### RECORDS PROVIDED
◆ ◆ ◆ ◆

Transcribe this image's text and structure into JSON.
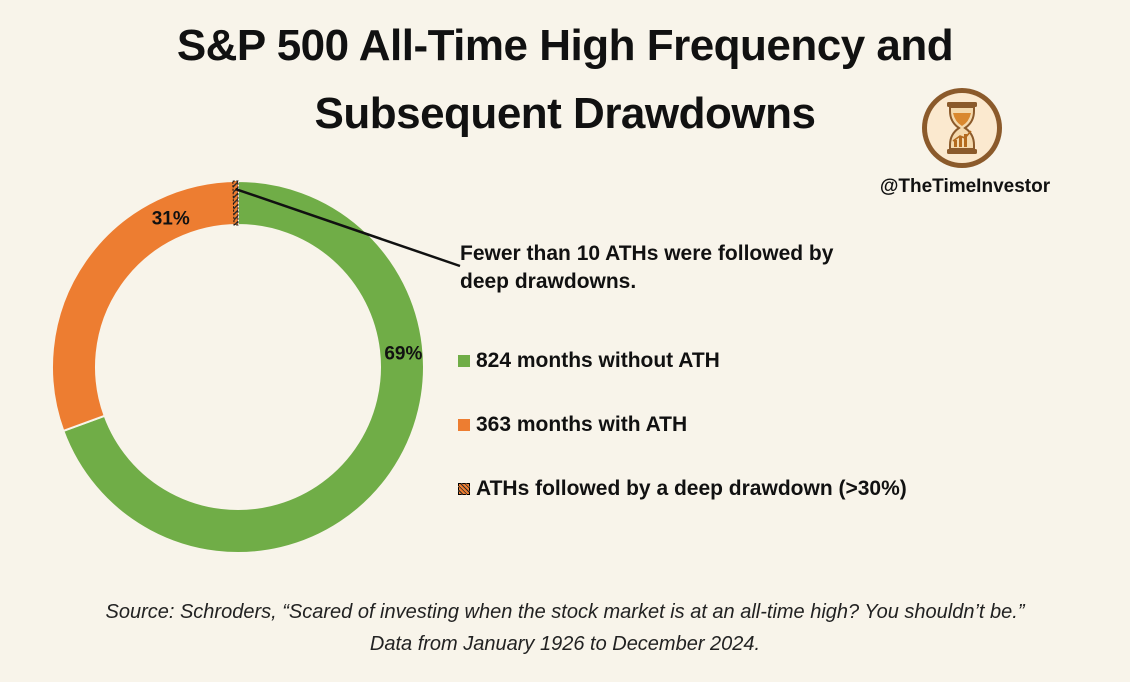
{
  "header": {
    "title_line1": "S&P 500 All-Time High Frequency and",
    "title_line2": "Subsequent Drawdowns"
  },
  "brand": {
    "handle": "@TheTimeInvestor",
    "logo_icon": "hourglass-chart-icon",
    "logo_colors": {
      "ring": "#8b5a2b",
      "fill": "#fbe9cf"
    }
  },
  "chart_data": {
    "type": "pie",
    "variant": "donut",
    "slices": [
      {
        "label": "824 months without ATH",
        "value": 824,
        "percent_label": "69%",
        "color": "#70ad47"
      },
      {
        "label": "363 months with ATH",
        "value": 363,
        "percent_label": "31%",
        "color": "#ed7d31"
      }
    ],
    "highlight": {
      "label": "ATHs followed by a deep drawdown (>30%)",
      "color": "#ed7d31",
      "pattern": "hatched"
    },
    "annotation": "Fewer than 10 ATHs were followed by deep drawdowns.",
    "legend_position": "right"
  },
  "legend": {
    "items": [
      {
        "label": "824 months without ATH",
        "color": "#70ad47"
      },
      {
        "label": "363 months with ATH",
        "color": "#ed7d31"
      },
      {
        "label": "ATHs followed by a deep drawdown (>30%)",
        "color": "#ed7d31",
        "pattern": "hatched"
      }
    ]
  },
  "footer": {
    "source_line1": "Source: Schroders, “Scared of investing when the stock market is at an all-time high? You shouldn’t be.”",
    "source_line2": "Data from January 1926 to December 2024."
  }
}
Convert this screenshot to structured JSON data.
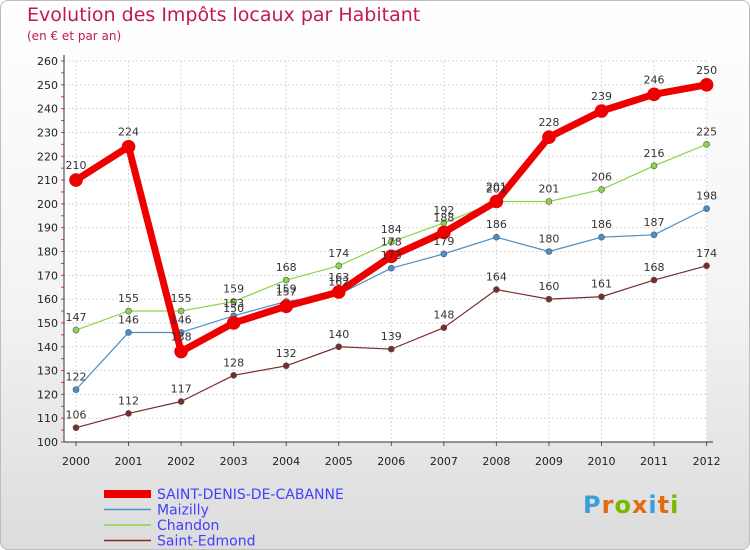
{
  "title": "Evolution des Impôts locaux par Habitant",
  "subtitle": "(en € et par an)",
  "logo": {
    "text": "Proxiti",
    "colors": [
      "#3aa0dc",
      "#e26b10",
      "#7ab800",
      "#e26b10",
      "#3aa0dc",
      "#e26b10",
      "#7ab800"
    ]
  },
  "chart_data": {
    "type": "line",
    "title": "Evolution des Impôts locaux par Habitant",
    "subtitle": "(en € et par an)",
    "xlabel": "",
    "ylabel": "",
    "categories": [
      "2000",
      "2001",
      "2002",
      "2003",
      "2004",
      "2005",
      "2006",
      "2007",
      "2008",
      "2009",
      "2010",
      "2011",
      "2012"
    ],
    "ylim": [
      100,
      260
    ],
    "yticks": [
      100,
      110,
      120,
      130,
      140,
      150,
      160,
      170,
      180,
      190,
      200,
      210,
      220,
      230,
      240,
      250,
      260
    ],
    "grid": true,
    "legend_position": "bottom-left",
    "series": [
      {
        "name": "Saint-Edmond",
        "color": "#7b2b2b",
        "width": 1.2,
        "marker": 3,
        "values": [
          106,
          112,
          117,
          128,
          132,
          140,
          139,
          148,
          164,
          160,
          161,
          168,
          174
        ]
      },
      {
        "name": "Maizilly",
        "color": "#4a90c8",
        "width": 1.2,
        "marker": 3,
        "values": [
          122,
          146,
          146,
          153,
          159,
          162,
          173,
          179,
          186,
          180,
          186,
          187,
          198
        ]
      },
      {
        "name": "Chandon",
        "color": "#8cd44a",
        "width": 1.2,
        "marker": 3,
        "values": [
          147,
          155,
          155,
          159,
          168,
          174,
          184,
          192,
          201,
          201,
          206,
          216,
          225
        ]
      },
      {
        "name": "SAINT-DENIS-DE-CABANNE",
        "color": "#ee0000",
        "width": 7,
        "marker": 6.5,
        "values": [
          210,
          224,
          138,
          150,
          157,
          163,
          178,
          188,
          201,
          228,
          239,
          246,
          250
        ]
      }
    ],
    "legend_order": [
      "SAINT-DENIS-DE-CABANNE",
      "Maizilly",
      "Chandon",
      "Saint-Edmond"
    ]
  }
}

◆ ◆ ◆ ◆

### WHAT IS BEING ASKED
The pictures should not be reproduced; quote all of the other material exactly.

### REPLY
Transcribe this image's text and structure into JSON.
{
  "header": {
    "title_line1": "S&P 500 All-Time High Frequency and",
    "title_line2": "Subsequent Drawdowns"
  },
  "brand": {
    "handle": "@TheTimeInvestor",
    "logo_icon": "hourglass-chart-icon",
    "logo_colors": {
      "ring": "#8b5a2b",
      "fill": "#fbe9cf"
    }
  },
  "chart_data": {
    "type": "pie",
    "variant": "donut",
    "slices": [
      {
        "label": "824 months without ATH",
        "value": 824,
        "percent_label": "69%",
        "color": "#70ad47"
      },
      {
        "label": "363 months with ATH",
        "value": 363,
        "percent_label": "31%",
        "color": "#ed7d31"
      }
    ],
    "highlight": {
      "label": "ATHs followed by a deep drawdown (>30%)",
      "color": "#ed7d31",
      "pattern": "hatched"
    },
    "annotation": "Fewer than 10 ATHs were followed by deep drawdowns.",
    "legend_position": "right"
  },
  "legend": {
    "items": [
      {
        "label": "824 months without ATH",
        "color": "#70ad47"
      },
      {
        "label": "363 months with ATH",
        "color": "#ed7d31"
      },
      {
        "label": "ATHs followed by a deep drawdown (>30%)",
        "color": "#ed7d31",
        "pattern": "hatched"
      }
    ]
  },
  "footer": {
    "source_line1": "Source: Schroders, “Scared of investing when the stock market is at an all-time high? You shouldn’t be.”",
    "source_line2": "Data from January 1926 to December 2024."
  }
}
Convert this screenshot to structured JSON data.
{
  "title": "Evolution des Impôts locaux par Habitant",
  "subtitle": "(en € et par an)",
  "logo": {
    "text": "Proxiti",
    "colors": [
      "#3aa0dc",
      "#e26b10",
      "#7ab800",
      "#e26b10",
      "#3aa0dc",
      "#e26b10",
      "#7ab800"
    ]
  },
  "chart_data": {
    "type": "line",
    "title": "Evolution des Impôts locaux par Habitant",
    "subtitle": "(en € et par an)",
    "xlabel": "",
    "ylabel": "",
    "categories": [
      "2000",
      "2001",
      "2002",
      "2003",
      "2004",
      "2005",
      "2006",
      "2007",
      "2008",
      "2009",
      "2010",
      "2011",
      "2012"
    ],
    "ylim": [
      100,
      260
    ],
    "yticks": [
      100,
      110,
      120,
      130,
      140,
      150,
      160,
      170,
      180,
      190,
      200,
      210,
      220,
      230,
      240,
      250,
      260
    ],
    "grid": true,
    "legend_position": "bottom-left",
    "series": [
      {
        "name": "Saint-Edmond",
        "color": "#7b2b2b",
        "width": 1.2,
        "marker": 3,
        "values": [
          106,
          112,
          117,
          128,
          132,
          140,
          139,
          148,
          164,
          160,
          161,
          168,
          174
        ]
      },
      {
        "name": "Maizilly",
        "color": "#4a90c8",
        "width": 1.2,
        "marker": 3,
        "values": [
          122,
          146,
          146,
          153,
          159,
          162,
          173,
          179,
          186,
          180,
          186,
          187,
          198
        ]
      },
      {
        "name": "Chandon",
        "color": "#8cd44a",
        "width": 1.2,
        "marker": 3,
        "values": [
          147,
          155,
          155,
          159,
          168,
          174,
          184,
          192,
          201,
          201,
          206,
          216,
          225
        ]
      },
      {
        "name": "SAINT-DENIS-DE-CABANNE",
        "color": "#ee0000",
        "width": 7,
        "marker": 6.5,
        "values": [
          210,
          224,
          138,
          150,
          157,
          163,
          178,
          188,
          201,
          228,
          239,
          246,
          250
        ]
      }
    ],
    "legend_order": [
      "SAINT-DENIS-DE-CABANNE",
      "Maizilly",
      "Chandon",
      "Saint-Edmond"
    ]
  }
}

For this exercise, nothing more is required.